◆ Data for this exercise ◆
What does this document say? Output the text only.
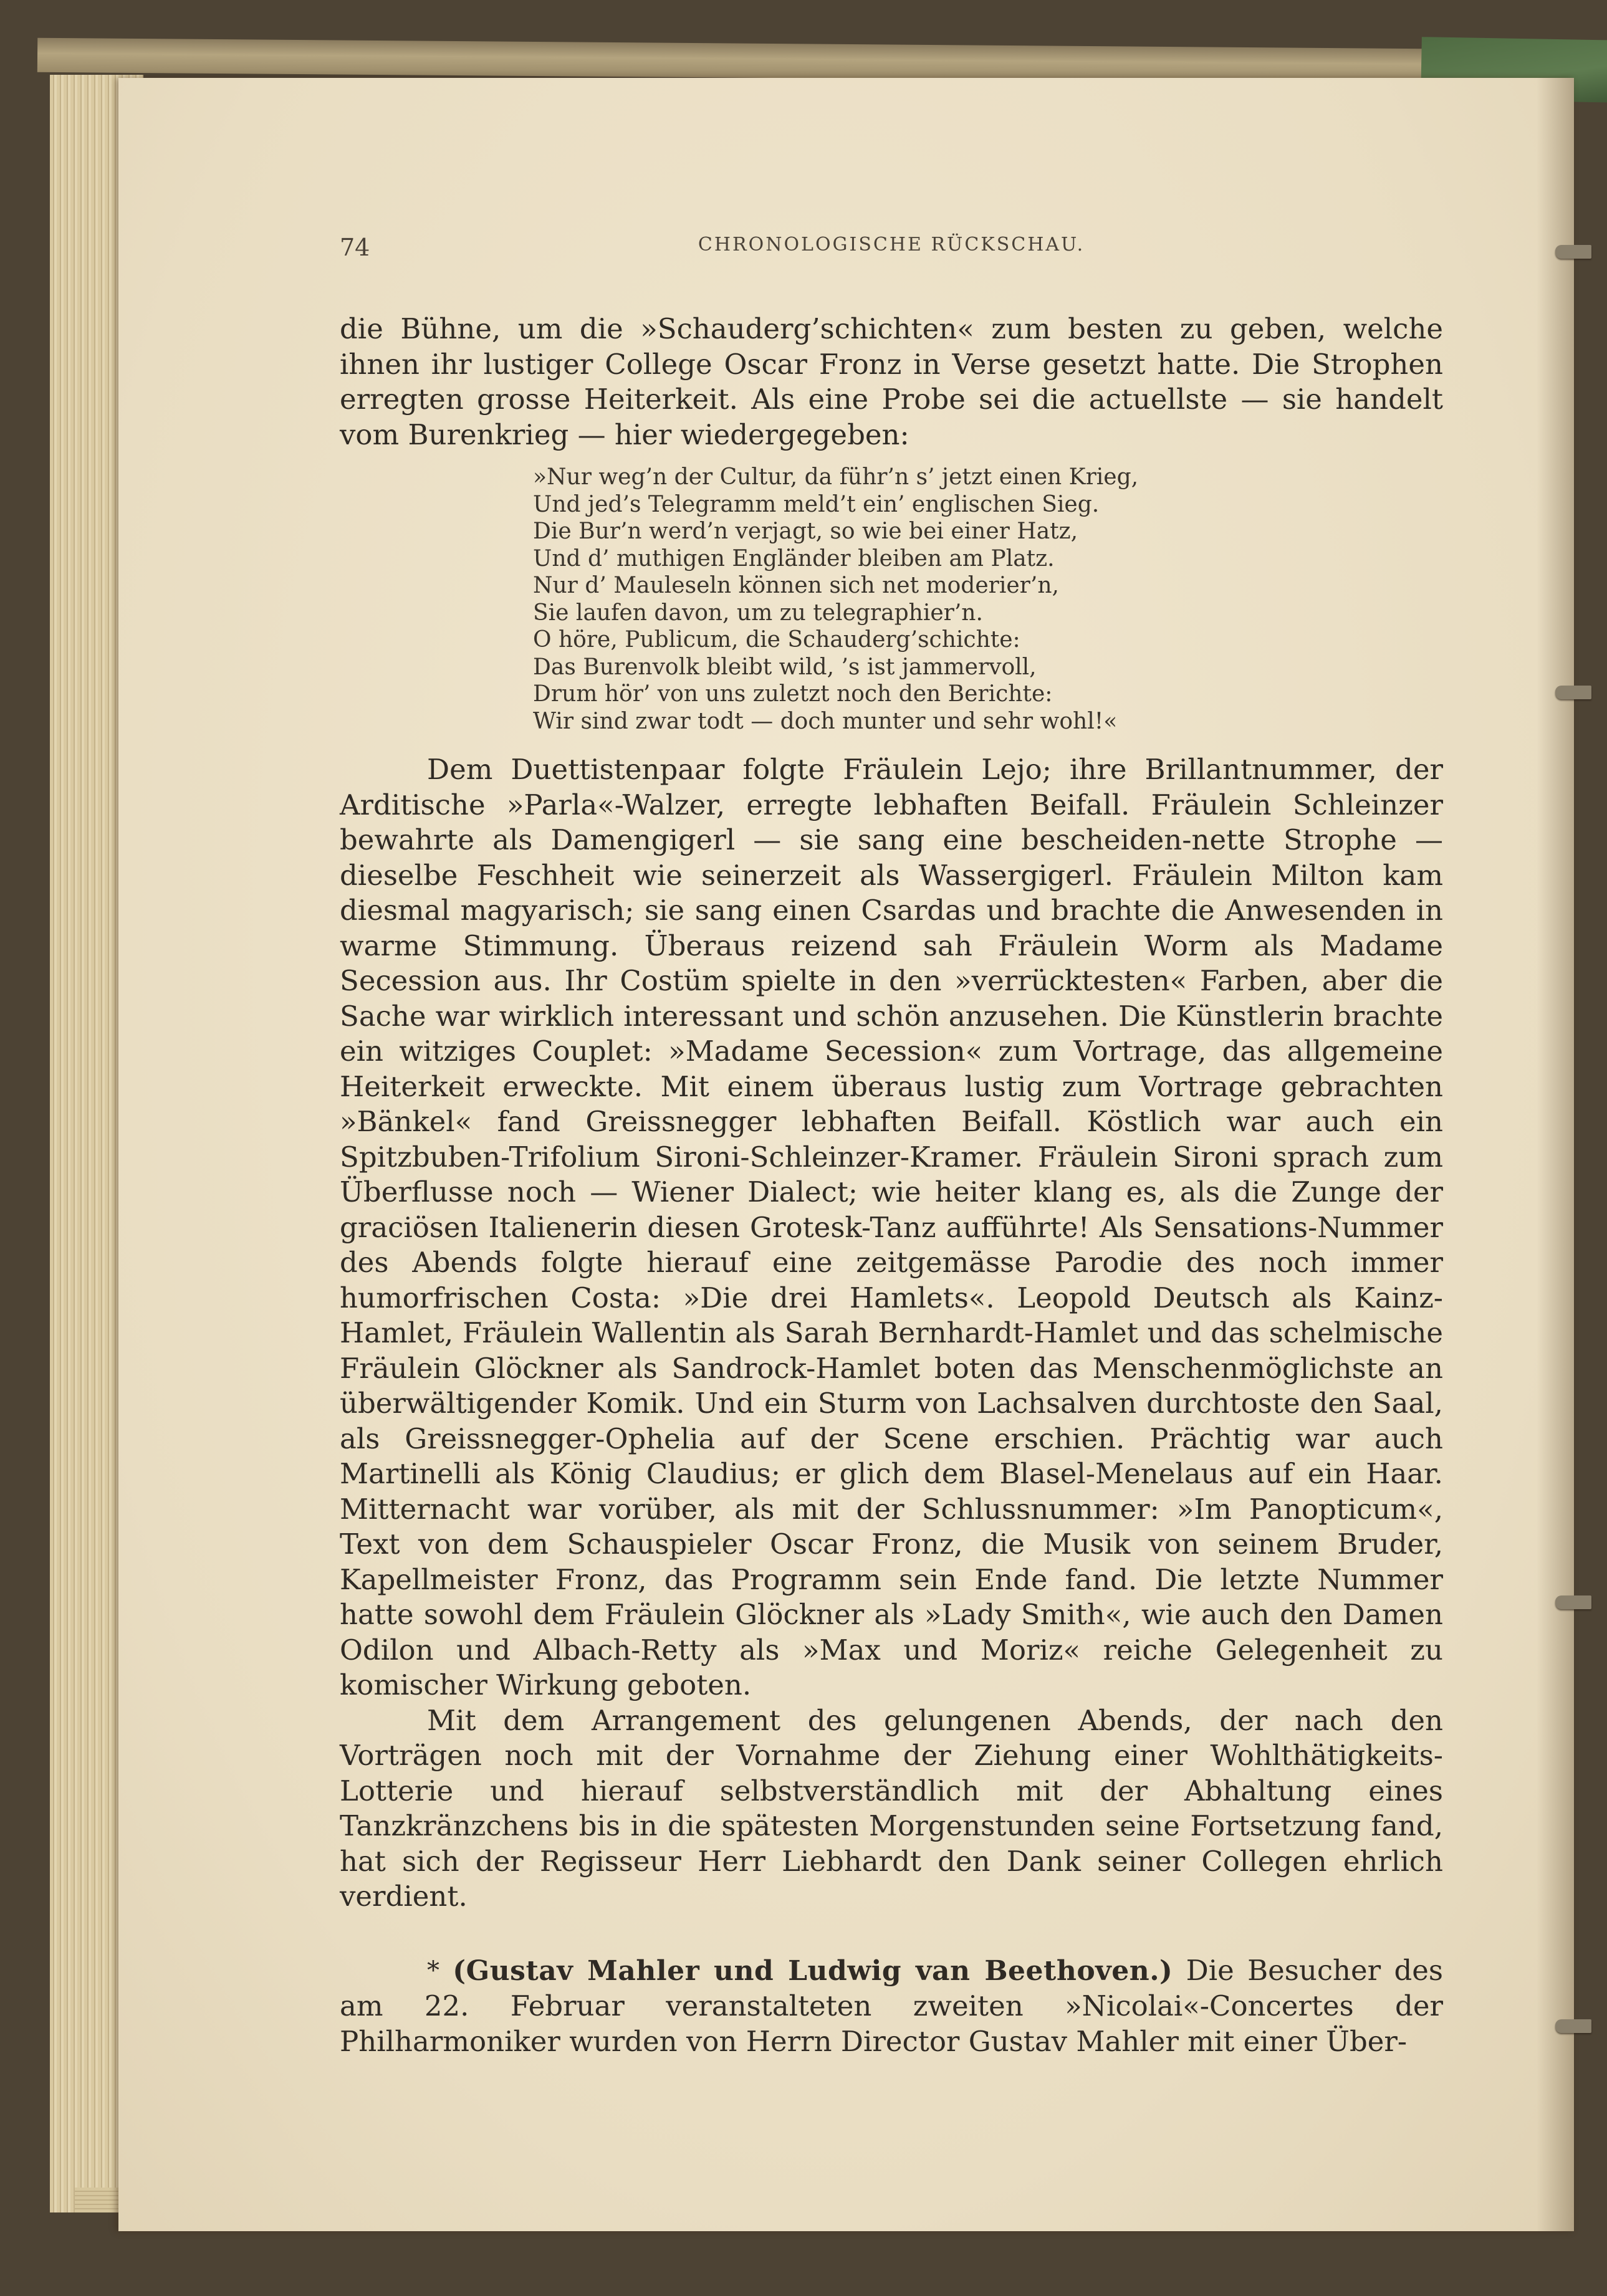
74	CHRONOLOGISCHE RÜCKSCHAU.

die Bühne, um die »Schauderg’schichten« zum besten zu geben, welche ihnen ihr lustiger College Oscar Fronz in Verse gesetzt hatte. Die Strophen erregten grosse Heiterkeit. Als eine Probe sei die actuellste — sie handelt vom Burenkrieg — hier wiedergegeben:

»Nur weg’n der Cultur, da führ’n s’ jetzt einen Krieg,

Und jed’s Telegramm meld’t ein’ englischen Sieg.

Die Bur’n werd’n verjagt, so wie bei einer Hatz,

Und d’ muthigen Engländer bleiben am Platz.

Nur d’ Mauleseln können sich net moderier’n,

Sie laufen davon, um zu telegraphier’n.

O höre, Publicum, die Schauderg’schichte:

Das Burenvolk bleibt wild, ’s ist jammervoll,

Drum hör’ von uns zuletzt noch den Berichte:

Wir sind zwar todt — doch munter und sehr wohl!«

Dem Duettistenpaar folgte Fräulein Lejo; ihre Brillantnummer, der Arditische »Parla«-Walzer, erregte lebhaften Beifall. Fräulein Schleinzer bewahrte als Damengigerl — sie sang eine bescheiden-nette Strophe — dieselbe Feschheit wie seinerzeit als Wassergigerl. Fräulein Milton kam diesmal magyarisch; sie sang einen Csardas und brachte die Anwesenden in warme Stimmung. Überaus reizend sah Fräulein Worm als Madame Secession aus. Ihr Costüm spielte in den »verrücktesten« Farben, aber die Sache war wirklich interessant und schön anzusehen. Die Künstlerin brachte ein witziges Couplet: »Madame Secession« zum Vortrage, das allgemeine Heiterkeit erweckte. Mit einem überaus lustig zum Vortrage gebrachten »Bänkel« fand Greissnegger lebhaften Beifall. Köstlich war auch ein Spitzbuben-Trifolium Sironi-Schleinzer-Kramer. Fräulein Sironi sprach zum Überflusse noch — Wiener Dialect; wie heiter klang es, als die Zunge der graciösen Italienerin diesen Grotesk-Tanz aufführte! Als Sensations-Nummer des Abends folgte hierauf eine zeitgemässe Parodie des noch immer humorfrischen Costa: »Die drei Hamlets«. Leopold Deutsch als Kainz-Hamlet, Fräulein Wallentin als Sarah Bernhardt-Hamlet und das schelmische Fräulein Glöckner als Sandrock-Hamlet boten das Menschenmöglichste an überwältigender Komik. Und ein Sturm von Lachsalven durchtoste den Saal, als Greissnegger-Ophelia auf der Scene erschien. Prächtig war auch Martinelli als König Claudius; er glich dem Blasel-Menelaus auf ein Haar. Mitternacht war vorüber, als mit der Schlussnummer: »Im Panopticum«, Text von dem Schauspieler Oscar Fronz, die Musik von seinem Bruder, Kapellmeister Fronz, das Programm sein Ende fand. Die letzte Nummer hatte sowohl dem Fräulein Glöckner als »Lady Smith«, wie auch den Damen Odilon und Albach-Retty als »Max und Moriz« reiche Gelegenheit zu komischer Wirkung geboten.

Mit dem Arrangement des gelungenen Abends, der nach den Vorträgen noch mit der Vornahme der Ziehung einer Wohlthätigkeits-Lotterie und hierauf selbstverständlich mit der Abhaltung eines Tanzkränzchens bis in die spätesten Morgenstunden seine Fortsetzung fand, hat sich der Regisseur Herr Liebhardt den Dank seiner Collegen ehrlich verdient.

* (Gustav Mahler und Ludwig van Beethoven.) Die Besucher des am 22. Februar veranstalteten zweiten »Nicolai«-Concertes der Philharmoniker wurden von Herrn Director Gustav Mahler mit einer Über-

◆ Exercise ◆
Skipping the pictures, transcribe each line above exactly as it appears.

◆ The response ◆
What does this document say? Output the text only.
74	CHRONOLOGISCHE RÜCKSCHAU.

die Bühne, um die »Schauderg’schichten« zum besten zu geben, welche ihnen ihr lustiger College Oscar Fronz in Verse gesetzt hatte. Die Strophen erregten grosse Heiterkeit. Als eine Probe sei die actuellste — sie handelt vom Burenkrieg — hier wiedergegeben:

»Nur weg’n der Cultur, da führ’n s’ jetzt einen Krieg,

Und jed’s Telegramm meld’t ein’ englischen Sieg.

Die Bur’n werd’n verjagt, so wie bei einer Hatz,

Und d’ muthigen Engländer bleiben am Platz.

Nur d’ Mauleseln können sich net moderier’n,

Sie laufen davon, um zu telegraphier’n.

O höre, Publicum, die Schauderg’schichte:

Das Burenvolk bleibt wild, ’s ist jammervoll,

Drum hör’ von uns zuletzt noch den Berichte:

Wir sind zwar todt — doch munter und sehr wohl!«

Dem Duettistenpaar folgte Fräulein Lejo; ihre Brillantnummer, der Arditische »Parla«-Walzer, erregte lebhaften Beifall. Fräulein Schleinzer bewahrte als Damengigerl — sie sang eine bescheiden-nette Strophe — dieselbe Feschheit wie seinerzeit als Wassergigerl. Fräulein Milton kam diesmal magyarisch; sie sang einen Csardas und brachte die Anwesenden in warme Stimmung. Überaus reizend sah Fräulein Worm als Madame Secession aus. Ihr Costüm spielte in den »verrücktesten« Farben, aber die Sache war wirklich interessant und schön anzusehen. Die Künstlerin brachte ein witziges Couplet: »Madame Secession« zum Vortrage, das allgemeine Heiterkeit erweckte. Mit einem überaus lustig zum Vortrage gebrachten »Bänkel« fand Greissnegger lebhaften Beifall. Köstlich war auch ein Spitzbuben-Trifolium Sironi-Schleinzer-Kramer. Fräulein Sironi sprach zum Überflusse noch — Wiener Dialect; wie heiter klang es, als die Zunge der graciösen Italienerin diesen Grotesk-Tanz aufführte! Als Sensations-Nummer des Abends folgte hierauf eine zeitgemässe Parodie des noch immer humorfrischen Costa: »Die drei Hamlets«. Leopold Deutsch als Kainz-Hamlet, Fräulein Wallentin als Sarah Bernhardt-Hamlet und das schelmische Fräulein Glöckner als Sandrock-Hamlet boten das Menschenmöglichste an überwältigender Komik. Und ein Sturm von Lachsalven durchtoste den Saal, als Greissnegger-Ophelia auf der Scene erschien. Prächtig war auch Martinelli als König Claudius; er glich dem Blasel-Menelaus auf ein Haar. Mitternacht war vorüber, als mit der Schlussnummer: »Im Panopticum«, Text von dem Schauspieler Oscar Fronz, die Musik von seinem Bruder, Kapellmeister Fronz, das Programm sein Ende fand. Die letzte Nummer hatte sowohl dem Fräulein Glöckner als »Lady Smith«, wie auch den Damen Odilon und Albach-Retty als »Max und Moriz« reiche Gelegenheit zu komischer Wirkung geboten.

Mit dem Arrangement des gelungenen Abends, der nach den Vorträgen noch mit der Vornahme der Ziehung einer Wohlthätigkeits-Lotterie und hierauf selbstverständlich mit der Abhaltung eines Tanzkränzchens bis in die spätesten Morgenstunden seine Fortsetzung fand, hat sich der Regisseur Herr Liebhardt den Dank seiner Collegen ehrlich verdient.

* (Gustav Mahler und Ludwig van Beethoven.) Die Besucher des am 22. Februar veranstalteten zweiten »Nicolai«-Concertes der Philharmoniker wurden von Herrn Director Gustav Mahler mit einer Über-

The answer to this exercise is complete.